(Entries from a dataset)
----

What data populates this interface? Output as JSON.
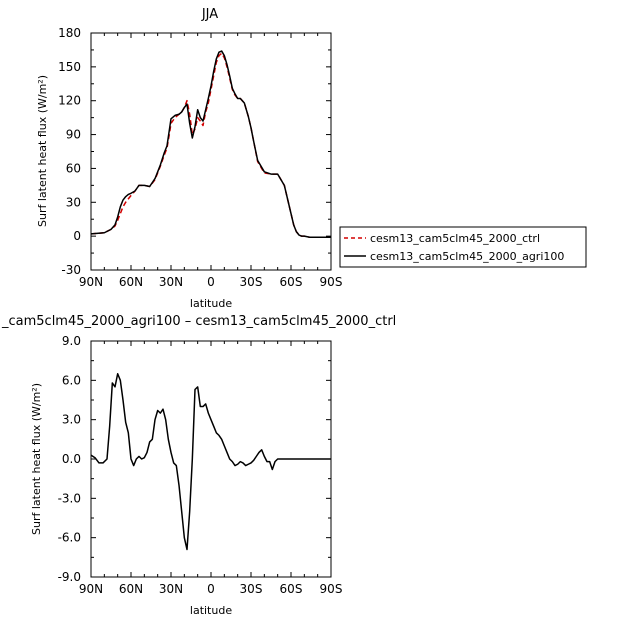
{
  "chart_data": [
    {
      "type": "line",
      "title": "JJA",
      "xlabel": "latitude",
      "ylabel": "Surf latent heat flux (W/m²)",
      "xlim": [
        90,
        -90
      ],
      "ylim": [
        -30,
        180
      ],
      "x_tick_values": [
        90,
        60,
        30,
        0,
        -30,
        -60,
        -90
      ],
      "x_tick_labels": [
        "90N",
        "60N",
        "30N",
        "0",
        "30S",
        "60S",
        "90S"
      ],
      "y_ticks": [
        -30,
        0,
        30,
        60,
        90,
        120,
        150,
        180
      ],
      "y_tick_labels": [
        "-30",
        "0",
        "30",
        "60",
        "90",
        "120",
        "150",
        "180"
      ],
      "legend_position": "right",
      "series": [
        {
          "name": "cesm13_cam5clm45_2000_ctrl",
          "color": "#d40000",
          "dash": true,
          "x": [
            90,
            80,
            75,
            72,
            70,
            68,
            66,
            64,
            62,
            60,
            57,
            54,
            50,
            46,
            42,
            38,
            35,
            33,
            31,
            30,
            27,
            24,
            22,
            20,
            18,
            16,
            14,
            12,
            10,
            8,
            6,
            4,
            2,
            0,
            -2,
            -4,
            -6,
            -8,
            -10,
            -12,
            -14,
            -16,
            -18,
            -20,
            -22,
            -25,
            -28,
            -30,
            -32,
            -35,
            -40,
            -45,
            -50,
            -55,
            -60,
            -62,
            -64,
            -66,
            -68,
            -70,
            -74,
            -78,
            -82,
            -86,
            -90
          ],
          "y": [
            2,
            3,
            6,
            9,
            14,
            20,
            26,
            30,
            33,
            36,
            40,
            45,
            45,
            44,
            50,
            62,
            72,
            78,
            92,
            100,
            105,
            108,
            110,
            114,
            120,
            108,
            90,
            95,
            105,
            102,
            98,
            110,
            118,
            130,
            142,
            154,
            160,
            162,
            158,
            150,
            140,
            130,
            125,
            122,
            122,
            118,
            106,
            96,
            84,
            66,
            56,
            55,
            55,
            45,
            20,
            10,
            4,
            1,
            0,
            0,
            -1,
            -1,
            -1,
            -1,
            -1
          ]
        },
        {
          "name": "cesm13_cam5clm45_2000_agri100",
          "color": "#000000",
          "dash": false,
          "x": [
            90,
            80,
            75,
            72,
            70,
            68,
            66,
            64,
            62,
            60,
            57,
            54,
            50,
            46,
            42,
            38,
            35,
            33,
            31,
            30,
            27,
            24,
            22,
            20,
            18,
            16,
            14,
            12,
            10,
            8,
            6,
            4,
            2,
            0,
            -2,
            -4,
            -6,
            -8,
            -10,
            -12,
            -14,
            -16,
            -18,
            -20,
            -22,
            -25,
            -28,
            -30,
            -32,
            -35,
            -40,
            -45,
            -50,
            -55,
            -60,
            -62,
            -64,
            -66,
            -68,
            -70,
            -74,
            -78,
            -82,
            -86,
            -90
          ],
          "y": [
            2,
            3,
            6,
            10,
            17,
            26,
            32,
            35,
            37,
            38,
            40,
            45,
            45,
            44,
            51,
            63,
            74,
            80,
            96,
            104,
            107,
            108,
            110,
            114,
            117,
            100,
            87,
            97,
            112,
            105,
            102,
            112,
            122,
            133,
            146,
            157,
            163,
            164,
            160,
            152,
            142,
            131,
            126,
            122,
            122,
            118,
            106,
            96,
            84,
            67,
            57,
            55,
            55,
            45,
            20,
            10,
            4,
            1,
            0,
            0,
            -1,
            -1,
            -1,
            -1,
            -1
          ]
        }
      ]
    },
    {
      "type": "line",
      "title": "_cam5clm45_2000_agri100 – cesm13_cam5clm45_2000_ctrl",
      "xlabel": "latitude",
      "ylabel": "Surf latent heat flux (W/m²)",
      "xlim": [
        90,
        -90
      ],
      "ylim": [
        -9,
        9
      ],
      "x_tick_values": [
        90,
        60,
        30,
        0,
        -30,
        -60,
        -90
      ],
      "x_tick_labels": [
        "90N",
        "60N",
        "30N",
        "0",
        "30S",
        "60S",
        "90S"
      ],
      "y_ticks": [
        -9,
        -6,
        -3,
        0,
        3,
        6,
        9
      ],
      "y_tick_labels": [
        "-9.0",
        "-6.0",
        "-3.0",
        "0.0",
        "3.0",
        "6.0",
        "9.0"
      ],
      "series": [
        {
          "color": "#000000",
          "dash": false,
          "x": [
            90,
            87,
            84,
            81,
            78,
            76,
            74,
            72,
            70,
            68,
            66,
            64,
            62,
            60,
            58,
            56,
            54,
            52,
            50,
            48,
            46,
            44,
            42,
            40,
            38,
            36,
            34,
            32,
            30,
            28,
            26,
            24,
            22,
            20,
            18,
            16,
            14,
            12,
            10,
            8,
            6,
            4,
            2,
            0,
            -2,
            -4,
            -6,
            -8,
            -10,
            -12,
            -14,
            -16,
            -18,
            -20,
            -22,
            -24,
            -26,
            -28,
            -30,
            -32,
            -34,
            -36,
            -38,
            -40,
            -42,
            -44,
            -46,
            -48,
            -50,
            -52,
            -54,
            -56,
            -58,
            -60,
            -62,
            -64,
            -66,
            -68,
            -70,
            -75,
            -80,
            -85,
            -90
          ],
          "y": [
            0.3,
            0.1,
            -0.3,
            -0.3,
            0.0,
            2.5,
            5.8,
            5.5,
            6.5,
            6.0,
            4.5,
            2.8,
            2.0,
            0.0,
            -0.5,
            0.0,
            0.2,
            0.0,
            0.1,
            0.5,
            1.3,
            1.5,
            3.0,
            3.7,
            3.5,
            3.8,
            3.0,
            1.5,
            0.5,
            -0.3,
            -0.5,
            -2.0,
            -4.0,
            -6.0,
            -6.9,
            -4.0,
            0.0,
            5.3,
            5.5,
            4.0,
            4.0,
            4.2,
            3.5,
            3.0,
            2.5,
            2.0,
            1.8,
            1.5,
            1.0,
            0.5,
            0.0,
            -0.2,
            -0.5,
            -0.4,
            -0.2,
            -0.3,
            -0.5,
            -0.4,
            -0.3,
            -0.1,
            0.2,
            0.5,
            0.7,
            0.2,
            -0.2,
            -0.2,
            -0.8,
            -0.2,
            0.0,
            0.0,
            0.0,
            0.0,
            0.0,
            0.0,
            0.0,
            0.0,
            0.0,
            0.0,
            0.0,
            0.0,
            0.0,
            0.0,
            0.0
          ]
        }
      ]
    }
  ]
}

----

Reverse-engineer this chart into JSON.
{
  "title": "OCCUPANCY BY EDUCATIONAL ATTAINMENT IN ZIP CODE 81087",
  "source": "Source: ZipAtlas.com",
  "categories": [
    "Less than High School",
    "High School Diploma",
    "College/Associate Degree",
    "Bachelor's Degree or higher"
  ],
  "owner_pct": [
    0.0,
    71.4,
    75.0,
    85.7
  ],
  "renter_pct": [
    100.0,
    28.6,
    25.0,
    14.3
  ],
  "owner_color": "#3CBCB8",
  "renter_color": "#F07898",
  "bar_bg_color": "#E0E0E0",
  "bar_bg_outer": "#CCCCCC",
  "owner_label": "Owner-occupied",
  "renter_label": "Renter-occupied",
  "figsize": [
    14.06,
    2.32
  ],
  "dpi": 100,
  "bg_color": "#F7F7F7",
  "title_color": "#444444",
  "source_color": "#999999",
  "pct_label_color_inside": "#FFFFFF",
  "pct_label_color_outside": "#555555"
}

----

* [Required work]
Read the data above. Pull out each line in which the string "this" appears.

* [Complete response]
What data populates this interface? Output as JSON.
Reverse-engineer this chart into JSON.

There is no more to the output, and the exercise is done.